Transcribe the entries below exactly.

§ **RECORD SET**:
════════════════

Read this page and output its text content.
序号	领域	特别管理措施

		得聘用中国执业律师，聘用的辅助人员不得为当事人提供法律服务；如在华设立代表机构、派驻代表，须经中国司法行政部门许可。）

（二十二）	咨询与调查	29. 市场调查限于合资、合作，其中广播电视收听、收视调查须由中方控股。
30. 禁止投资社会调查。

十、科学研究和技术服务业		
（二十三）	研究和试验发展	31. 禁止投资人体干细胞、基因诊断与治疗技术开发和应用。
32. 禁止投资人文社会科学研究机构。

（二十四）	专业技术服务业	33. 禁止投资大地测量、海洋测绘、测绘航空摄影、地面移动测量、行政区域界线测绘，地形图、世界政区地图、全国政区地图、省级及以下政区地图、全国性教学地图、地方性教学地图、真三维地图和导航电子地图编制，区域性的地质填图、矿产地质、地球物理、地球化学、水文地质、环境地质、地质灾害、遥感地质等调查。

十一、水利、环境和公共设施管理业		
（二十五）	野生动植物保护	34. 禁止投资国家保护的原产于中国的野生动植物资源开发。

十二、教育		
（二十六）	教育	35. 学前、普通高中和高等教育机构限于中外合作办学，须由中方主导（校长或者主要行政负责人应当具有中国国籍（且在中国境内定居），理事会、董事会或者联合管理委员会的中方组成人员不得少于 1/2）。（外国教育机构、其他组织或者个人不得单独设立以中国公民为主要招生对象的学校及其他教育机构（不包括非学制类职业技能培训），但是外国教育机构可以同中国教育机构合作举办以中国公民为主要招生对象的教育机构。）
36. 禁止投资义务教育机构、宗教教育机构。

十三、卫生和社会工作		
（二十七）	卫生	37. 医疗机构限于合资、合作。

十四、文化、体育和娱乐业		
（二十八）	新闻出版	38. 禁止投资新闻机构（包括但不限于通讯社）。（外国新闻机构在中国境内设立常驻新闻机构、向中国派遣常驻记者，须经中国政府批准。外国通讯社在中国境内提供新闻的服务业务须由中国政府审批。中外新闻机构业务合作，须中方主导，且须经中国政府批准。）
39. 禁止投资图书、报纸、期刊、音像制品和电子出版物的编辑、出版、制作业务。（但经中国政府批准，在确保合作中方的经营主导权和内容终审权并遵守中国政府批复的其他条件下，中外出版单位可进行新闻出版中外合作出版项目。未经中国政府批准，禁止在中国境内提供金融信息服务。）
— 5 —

════════════════

§ **SOLUTION TO THIS TASK**:
Read this page and output its text content.
序号	领域	特别管理措施

		得聘用中国执业律师，聘用的辅助人员不得为当事人提供法律服务；如在华设立代表机构、派驻代表，须经中国司法行政部门许可。）

（二十二）	咨询与调查	29. 市场调查限于合资、合作，其中广播电视收听、收视调查须由中方控股。
30. 禁止投资社会调查。

十、科学研究和技术服务业		
（二十三）	研究和试验发展	31. 禁止投资人体干细胞、基因诊断与治疗技术开发和应用。
32. 禁止投资人文社会科学研究机构。

（二十四）	专业技术服务业	33. 禁止投资大地测量、海洋测绘、测绘航空摄影、地面移动测量、行政区域界线测绘，地形图、世界政区地图、全国政区地图、省级及以下政区地图、全国性教学地图、地方性教学地图、真三维地图和导航电子地图编制，区域性的地质填图、矿产地质、地球物理、地球化学、水文地质、环境地质、地质灾害、遥感地质等调查。

十一、水利、环境和公共设施管理业		
（二十五）	野生动植物保护	34. 禁止投资国家保护的原产于中国的野生动植物资源开发。

十二、教育		
（二十六）	教育	35. 学前、普通高中和高等教育机构限于中外合作办学，须由中方主导（校长或者主要行政负责人应当具有中国国籍（且在中国境内定居），理事会、董事会或者联合管理委员会的中方组成人员不得少于 1/2）。（外国教育机构、其他组织或者个人不得单独设立以中国公民为主要招生对象的学校及其他教育机构（不包括非学制类职业技能培训），但是外国教育机构可以同中国教育机构合作举办以中国公民为主要招生对象的教育机构。）
36. 禁止投资义务教育机构、宗教教育机构。

十三、卫生和社会工作		
（二十七）	卫生	37. 医疗机构限于合资、合作。

十四、文化、体育和娱乐业		
（二十八）	新闻出版	38. 禁止投资新闻机构（包括但不限于通讯社）。（外国新闻机构在中国境内设立常驻新闻机构、向中国派遣常驻记者，须经中国政府批准。外国通讯社在中国境内提供新闻的服务业务须由中国政府审批。中外新闻机构业务合作，须中方主导，且须经中国政府批准。）
39. 禁止投资图书、报纸、期刊、音像制品和电子出版物的编辑、出版、制作业务。（但经中国政府批准，在确保合作中方的经营主导权和内容终审权并遵守中国政府批复的其他条件下，中外出版单位可进行新闻出版中外合作出版项目。未经中国政府批准，禁止在中国境内提供金融信息服务。）
— 5 —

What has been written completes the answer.